(ENTRIES SHOWN):
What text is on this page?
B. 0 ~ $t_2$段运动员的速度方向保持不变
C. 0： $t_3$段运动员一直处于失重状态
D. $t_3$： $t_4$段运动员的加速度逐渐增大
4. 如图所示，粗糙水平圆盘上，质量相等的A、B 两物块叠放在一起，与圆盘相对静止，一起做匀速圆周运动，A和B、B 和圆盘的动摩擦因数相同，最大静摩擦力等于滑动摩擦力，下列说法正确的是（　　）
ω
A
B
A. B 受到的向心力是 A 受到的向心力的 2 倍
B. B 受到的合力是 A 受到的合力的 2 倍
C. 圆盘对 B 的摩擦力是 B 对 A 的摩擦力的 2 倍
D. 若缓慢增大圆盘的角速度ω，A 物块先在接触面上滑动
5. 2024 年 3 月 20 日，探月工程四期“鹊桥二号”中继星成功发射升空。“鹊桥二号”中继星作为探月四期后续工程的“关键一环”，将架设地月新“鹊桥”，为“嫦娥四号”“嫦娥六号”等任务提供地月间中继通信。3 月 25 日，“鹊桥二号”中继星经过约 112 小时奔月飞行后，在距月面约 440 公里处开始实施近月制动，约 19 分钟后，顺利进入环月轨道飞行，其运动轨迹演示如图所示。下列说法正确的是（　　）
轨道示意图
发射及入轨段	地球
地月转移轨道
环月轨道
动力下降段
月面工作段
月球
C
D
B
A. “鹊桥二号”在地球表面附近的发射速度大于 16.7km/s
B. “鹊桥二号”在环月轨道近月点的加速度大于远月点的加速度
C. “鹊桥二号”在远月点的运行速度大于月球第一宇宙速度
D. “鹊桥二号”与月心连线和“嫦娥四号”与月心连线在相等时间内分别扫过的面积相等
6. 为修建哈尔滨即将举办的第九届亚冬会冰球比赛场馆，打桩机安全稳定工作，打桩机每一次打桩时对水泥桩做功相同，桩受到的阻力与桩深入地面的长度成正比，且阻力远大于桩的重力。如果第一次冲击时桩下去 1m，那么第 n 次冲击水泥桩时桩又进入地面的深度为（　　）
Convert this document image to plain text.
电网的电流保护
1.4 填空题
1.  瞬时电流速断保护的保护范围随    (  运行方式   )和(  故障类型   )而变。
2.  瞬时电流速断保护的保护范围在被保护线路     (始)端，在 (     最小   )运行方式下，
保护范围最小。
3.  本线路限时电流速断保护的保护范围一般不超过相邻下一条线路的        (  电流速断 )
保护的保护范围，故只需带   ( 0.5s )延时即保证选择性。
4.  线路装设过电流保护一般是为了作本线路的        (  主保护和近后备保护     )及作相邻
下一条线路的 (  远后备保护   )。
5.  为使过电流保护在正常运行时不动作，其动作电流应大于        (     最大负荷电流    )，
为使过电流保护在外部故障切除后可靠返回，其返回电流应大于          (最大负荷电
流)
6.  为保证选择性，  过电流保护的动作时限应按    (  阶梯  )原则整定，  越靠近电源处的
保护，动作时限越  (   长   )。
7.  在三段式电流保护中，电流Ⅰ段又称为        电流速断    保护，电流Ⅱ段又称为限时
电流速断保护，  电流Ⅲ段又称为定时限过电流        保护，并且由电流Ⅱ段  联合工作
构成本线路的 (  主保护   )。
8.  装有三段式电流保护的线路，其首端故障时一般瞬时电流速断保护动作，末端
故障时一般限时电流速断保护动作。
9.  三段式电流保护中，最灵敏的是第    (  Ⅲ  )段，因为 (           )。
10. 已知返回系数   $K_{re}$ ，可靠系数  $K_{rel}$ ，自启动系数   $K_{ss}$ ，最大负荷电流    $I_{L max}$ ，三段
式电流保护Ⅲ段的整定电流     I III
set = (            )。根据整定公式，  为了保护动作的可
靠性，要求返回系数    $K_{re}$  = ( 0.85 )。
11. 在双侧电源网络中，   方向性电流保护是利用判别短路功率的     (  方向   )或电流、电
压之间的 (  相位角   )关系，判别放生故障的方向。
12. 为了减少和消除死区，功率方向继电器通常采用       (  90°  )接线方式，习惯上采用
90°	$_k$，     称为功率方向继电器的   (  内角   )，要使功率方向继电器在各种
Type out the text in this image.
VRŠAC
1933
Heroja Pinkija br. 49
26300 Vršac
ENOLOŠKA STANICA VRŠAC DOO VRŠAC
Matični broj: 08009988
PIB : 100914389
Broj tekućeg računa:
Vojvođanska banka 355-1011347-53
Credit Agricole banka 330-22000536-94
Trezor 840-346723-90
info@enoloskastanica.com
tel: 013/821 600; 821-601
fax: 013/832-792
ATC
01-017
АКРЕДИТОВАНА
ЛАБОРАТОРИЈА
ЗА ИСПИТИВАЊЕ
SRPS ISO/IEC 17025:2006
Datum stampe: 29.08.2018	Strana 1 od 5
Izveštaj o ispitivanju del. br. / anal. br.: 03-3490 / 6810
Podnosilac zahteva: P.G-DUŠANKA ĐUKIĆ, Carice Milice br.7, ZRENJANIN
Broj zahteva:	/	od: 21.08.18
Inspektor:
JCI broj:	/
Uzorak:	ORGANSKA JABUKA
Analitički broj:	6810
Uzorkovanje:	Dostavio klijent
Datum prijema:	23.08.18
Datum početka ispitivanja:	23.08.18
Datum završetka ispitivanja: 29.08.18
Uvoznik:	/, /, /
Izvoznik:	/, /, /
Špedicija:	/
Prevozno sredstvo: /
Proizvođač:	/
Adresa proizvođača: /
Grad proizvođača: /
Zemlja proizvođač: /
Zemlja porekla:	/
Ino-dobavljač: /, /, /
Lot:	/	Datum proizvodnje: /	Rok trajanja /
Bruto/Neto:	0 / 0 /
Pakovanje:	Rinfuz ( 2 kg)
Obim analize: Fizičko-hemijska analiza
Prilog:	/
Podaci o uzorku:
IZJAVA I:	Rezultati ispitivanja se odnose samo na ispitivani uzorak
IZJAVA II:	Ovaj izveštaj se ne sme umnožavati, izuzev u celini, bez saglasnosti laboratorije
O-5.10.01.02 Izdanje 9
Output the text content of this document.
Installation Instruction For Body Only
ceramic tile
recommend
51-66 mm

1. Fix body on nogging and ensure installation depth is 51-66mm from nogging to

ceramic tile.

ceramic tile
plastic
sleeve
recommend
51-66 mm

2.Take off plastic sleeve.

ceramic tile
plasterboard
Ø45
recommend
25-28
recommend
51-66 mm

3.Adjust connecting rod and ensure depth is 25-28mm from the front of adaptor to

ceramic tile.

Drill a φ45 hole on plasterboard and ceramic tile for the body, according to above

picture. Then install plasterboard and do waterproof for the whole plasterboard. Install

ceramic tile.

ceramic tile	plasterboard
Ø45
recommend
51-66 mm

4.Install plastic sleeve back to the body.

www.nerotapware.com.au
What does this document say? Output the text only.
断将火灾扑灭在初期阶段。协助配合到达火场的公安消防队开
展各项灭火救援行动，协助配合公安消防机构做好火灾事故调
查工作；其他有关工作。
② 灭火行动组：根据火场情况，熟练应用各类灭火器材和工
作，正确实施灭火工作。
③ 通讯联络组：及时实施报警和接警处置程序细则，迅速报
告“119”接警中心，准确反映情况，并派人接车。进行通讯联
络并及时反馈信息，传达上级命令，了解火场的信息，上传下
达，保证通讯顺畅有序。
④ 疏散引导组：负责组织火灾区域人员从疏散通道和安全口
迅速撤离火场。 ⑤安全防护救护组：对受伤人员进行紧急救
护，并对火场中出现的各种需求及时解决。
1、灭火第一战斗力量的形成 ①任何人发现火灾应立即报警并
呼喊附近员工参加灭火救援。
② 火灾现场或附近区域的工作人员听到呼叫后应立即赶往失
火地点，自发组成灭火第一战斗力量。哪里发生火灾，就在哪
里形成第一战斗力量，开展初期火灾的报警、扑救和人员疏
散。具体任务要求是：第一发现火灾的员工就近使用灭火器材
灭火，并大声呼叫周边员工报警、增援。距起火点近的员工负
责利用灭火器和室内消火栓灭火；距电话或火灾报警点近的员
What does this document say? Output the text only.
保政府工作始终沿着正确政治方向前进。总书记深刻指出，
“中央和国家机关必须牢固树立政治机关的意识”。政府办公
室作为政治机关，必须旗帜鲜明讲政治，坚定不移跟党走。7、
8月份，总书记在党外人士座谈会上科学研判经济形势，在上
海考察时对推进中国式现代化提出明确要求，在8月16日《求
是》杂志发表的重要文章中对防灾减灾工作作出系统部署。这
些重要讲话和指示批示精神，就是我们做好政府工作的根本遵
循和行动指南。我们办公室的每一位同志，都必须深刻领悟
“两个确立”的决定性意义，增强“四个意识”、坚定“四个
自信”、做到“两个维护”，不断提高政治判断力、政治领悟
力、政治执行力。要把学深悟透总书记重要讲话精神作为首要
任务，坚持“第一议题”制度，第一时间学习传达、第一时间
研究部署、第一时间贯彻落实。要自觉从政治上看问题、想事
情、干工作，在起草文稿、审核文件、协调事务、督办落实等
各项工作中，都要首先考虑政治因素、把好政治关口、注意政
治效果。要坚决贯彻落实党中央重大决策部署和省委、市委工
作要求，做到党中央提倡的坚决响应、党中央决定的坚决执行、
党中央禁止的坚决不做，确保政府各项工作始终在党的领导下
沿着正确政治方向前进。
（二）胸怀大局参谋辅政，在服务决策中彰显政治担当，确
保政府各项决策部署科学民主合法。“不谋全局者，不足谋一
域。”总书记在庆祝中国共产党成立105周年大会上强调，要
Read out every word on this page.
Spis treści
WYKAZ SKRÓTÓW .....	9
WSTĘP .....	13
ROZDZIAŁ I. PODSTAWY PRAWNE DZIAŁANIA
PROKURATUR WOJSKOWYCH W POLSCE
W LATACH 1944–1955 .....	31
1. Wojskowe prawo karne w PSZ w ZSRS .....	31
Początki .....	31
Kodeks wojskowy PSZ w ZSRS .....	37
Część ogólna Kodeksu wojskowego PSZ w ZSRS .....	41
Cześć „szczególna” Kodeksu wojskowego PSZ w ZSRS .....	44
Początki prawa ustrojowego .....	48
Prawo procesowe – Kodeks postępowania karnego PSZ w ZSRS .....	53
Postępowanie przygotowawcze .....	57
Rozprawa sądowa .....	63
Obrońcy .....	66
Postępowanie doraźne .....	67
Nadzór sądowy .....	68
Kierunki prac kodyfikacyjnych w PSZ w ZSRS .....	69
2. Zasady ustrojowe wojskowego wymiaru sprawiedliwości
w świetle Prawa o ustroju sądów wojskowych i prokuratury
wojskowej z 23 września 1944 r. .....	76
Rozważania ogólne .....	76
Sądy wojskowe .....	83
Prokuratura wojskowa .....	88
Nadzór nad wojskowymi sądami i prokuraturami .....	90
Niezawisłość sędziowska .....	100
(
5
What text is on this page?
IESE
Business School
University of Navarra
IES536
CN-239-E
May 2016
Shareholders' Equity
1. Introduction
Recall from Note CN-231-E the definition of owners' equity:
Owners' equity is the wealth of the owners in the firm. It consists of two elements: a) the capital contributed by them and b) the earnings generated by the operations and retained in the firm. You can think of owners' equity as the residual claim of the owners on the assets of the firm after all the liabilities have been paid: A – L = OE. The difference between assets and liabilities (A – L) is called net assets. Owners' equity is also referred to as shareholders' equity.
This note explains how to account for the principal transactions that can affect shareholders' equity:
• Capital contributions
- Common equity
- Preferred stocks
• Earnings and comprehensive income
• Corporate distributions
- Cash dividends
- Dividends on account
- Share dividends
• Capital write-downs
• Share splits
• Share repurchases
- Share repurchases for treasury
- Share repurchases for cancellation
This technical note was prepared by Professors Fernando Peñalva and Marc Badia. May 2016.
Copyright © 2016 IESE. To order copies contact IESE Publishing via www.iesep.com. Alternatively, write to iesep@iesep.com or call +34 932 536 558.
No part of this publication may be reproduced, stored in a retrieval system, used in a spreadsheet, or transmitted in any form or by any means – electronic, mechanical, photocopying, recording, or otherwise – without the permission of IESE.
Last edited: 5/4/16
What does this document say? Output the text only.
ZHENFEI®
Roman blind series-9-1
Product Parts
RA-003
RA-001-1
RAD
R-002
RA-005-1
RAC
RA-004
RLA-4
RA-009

(WHAT YOU WILL DO): Track down the lines that include the word "depth" and copy them.

(FINISHED ANSWER):
1. Fix body on nogging and ensure installation depth is 51-66mm from nogging to
3.Adjust connecting rod and ensure depth is 25-28mm from the front of adaptor to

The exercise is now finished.